> _Stated exercise_: Exactly as written, quote every line that follows, skipping the images.

> _Exercise input_:

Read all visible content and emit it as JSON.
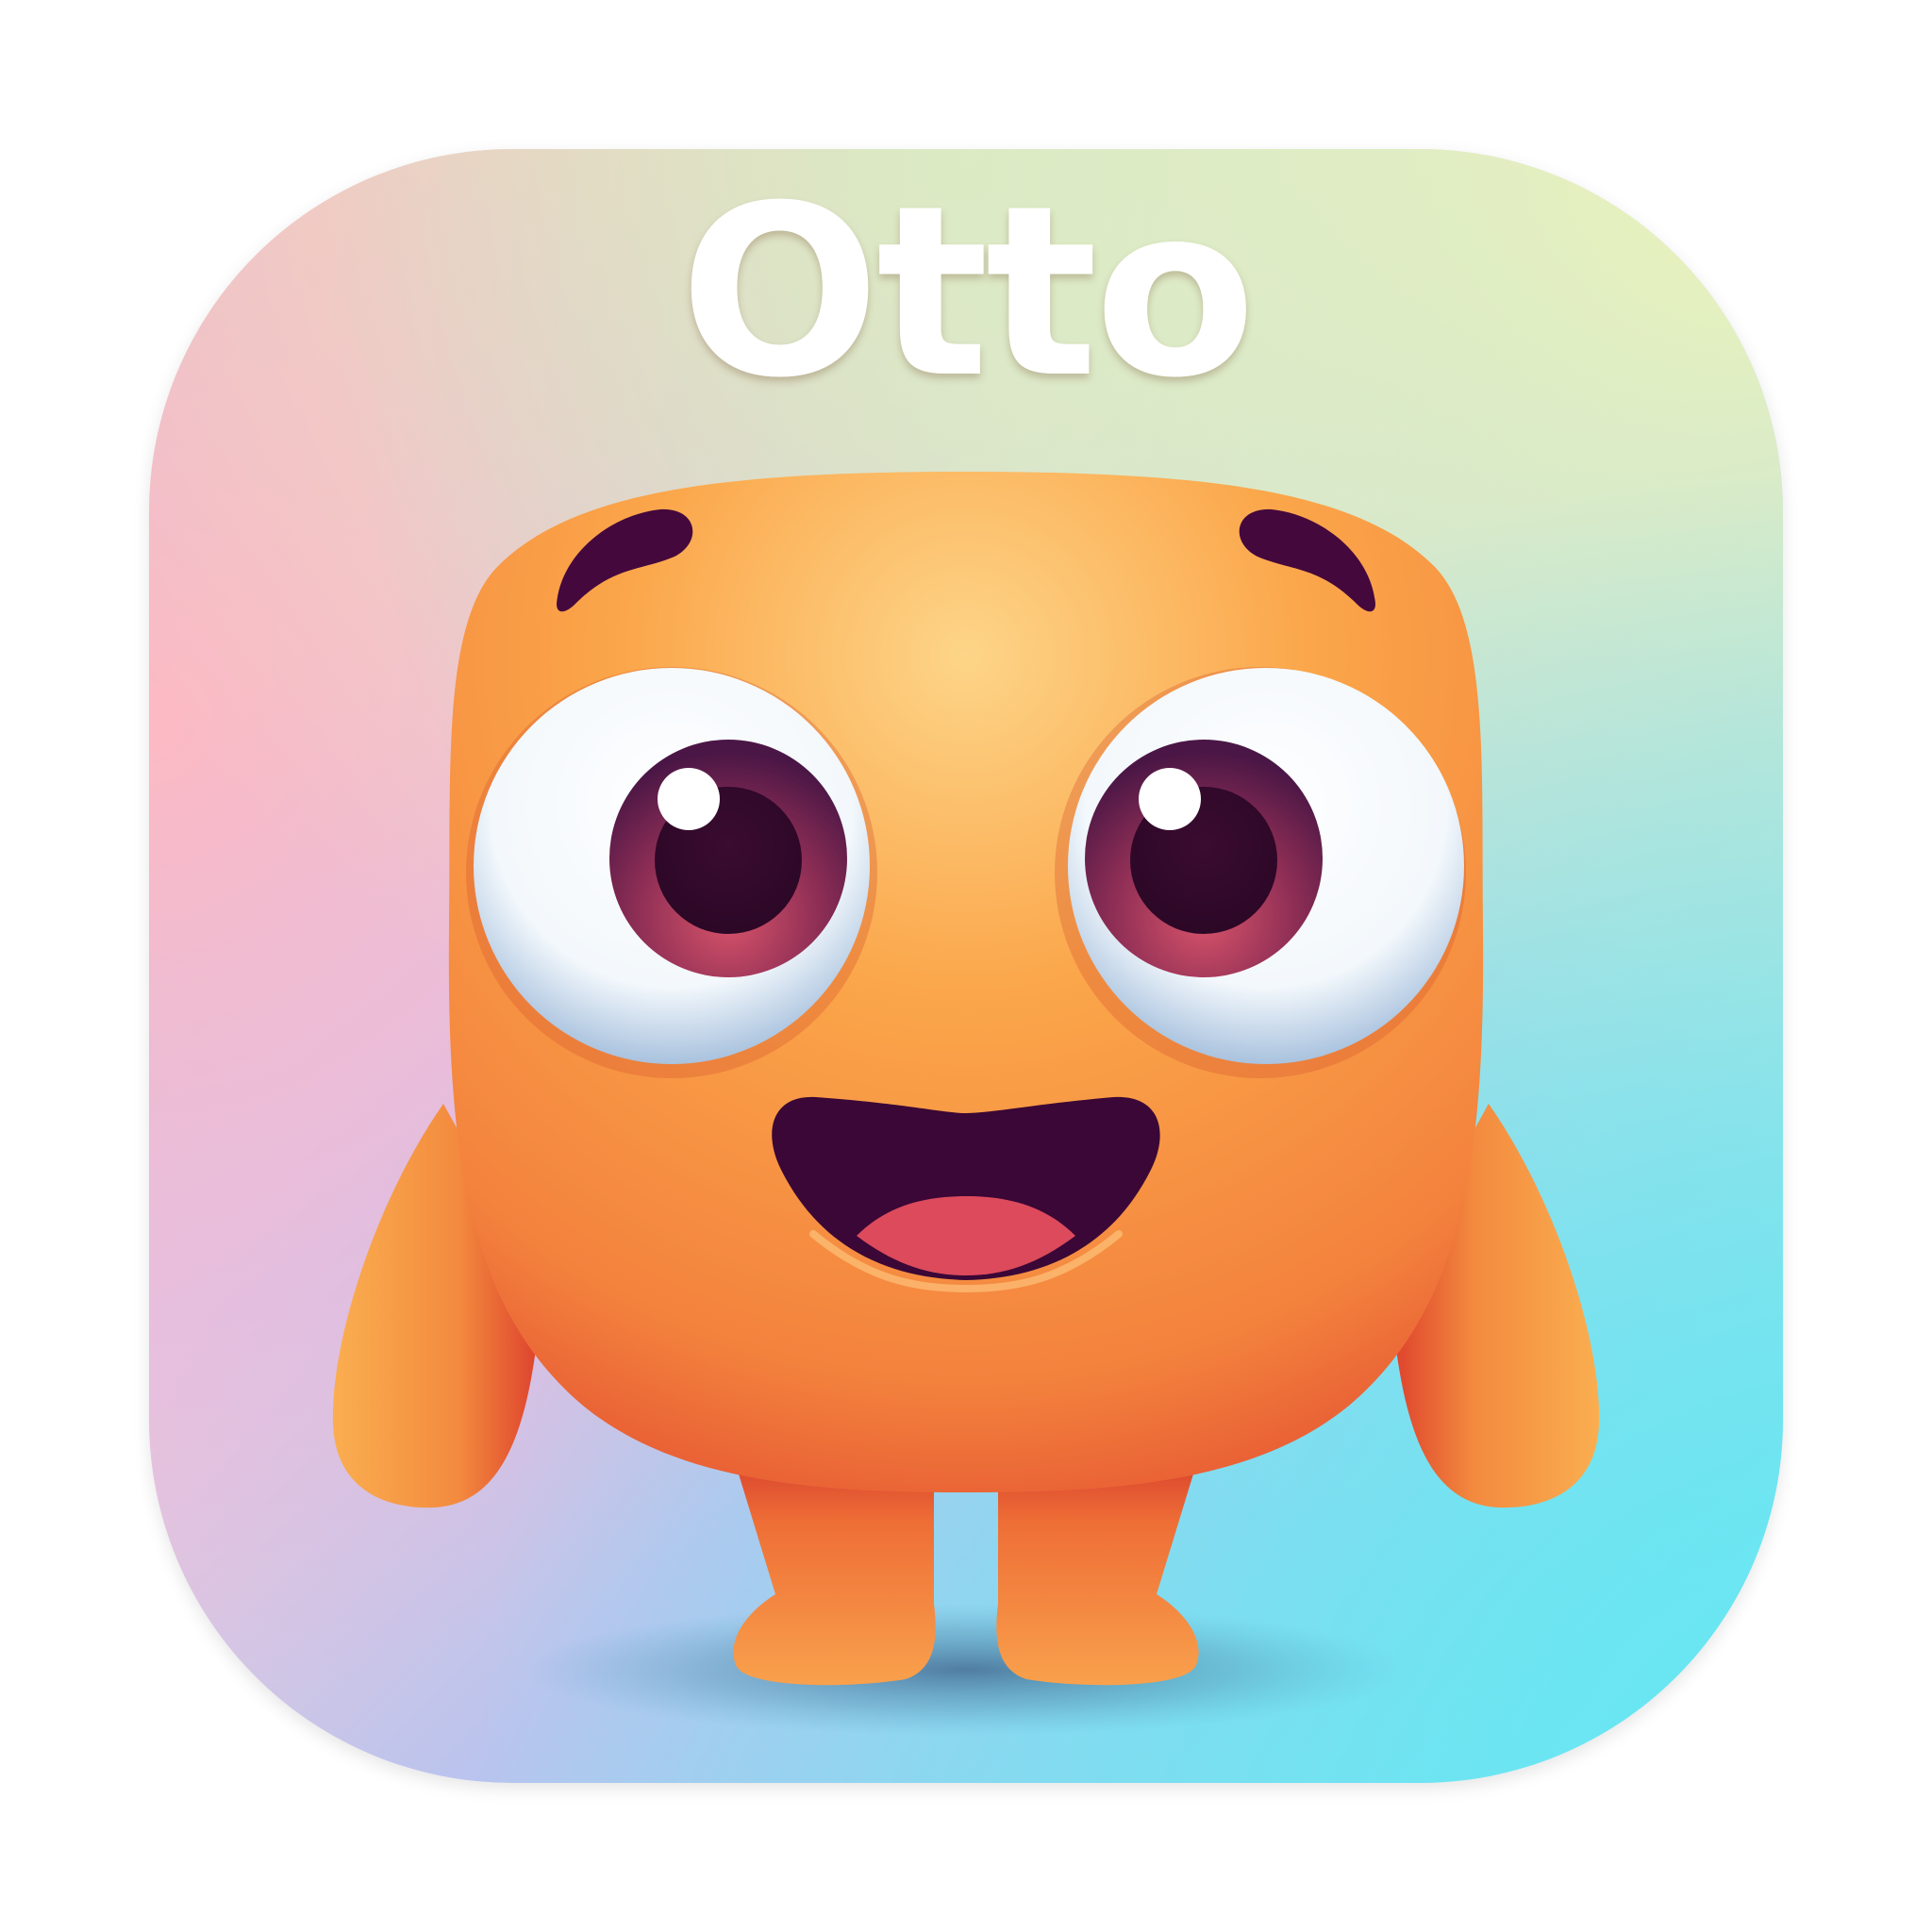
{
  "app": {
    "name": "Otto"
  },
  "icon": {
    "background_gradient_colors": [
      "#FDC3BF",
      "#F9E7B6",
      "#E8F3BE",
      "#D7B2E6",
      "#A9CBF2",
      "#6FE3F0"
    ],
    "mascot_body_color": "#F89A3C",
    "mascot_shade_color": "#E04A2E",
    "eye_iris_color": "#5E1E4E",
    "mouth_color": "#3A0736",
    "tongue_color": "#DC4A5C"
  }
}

> _Exercise solution_:
Read all visible content and emit it as JSON.
{
  "app": {
    "name": "Otto"
  },
  "icon": {
    "background_gradient_colors": [
      "#FDC3BF",
      "#F9E7B6",
      "#E8F3BE",
      "#D7B2E6",
      "#A9CBF2",
      "#6FE3F0"
    ],
    "mascot_body_color": "#F89A3C",
    "mascot_shade_color": "#E04A2E",
    "eye_iris_color": "#5E1E4E",
    "mouth_color": "#3A0736",
    "tongue_color": "#DC4A5C"
  }
}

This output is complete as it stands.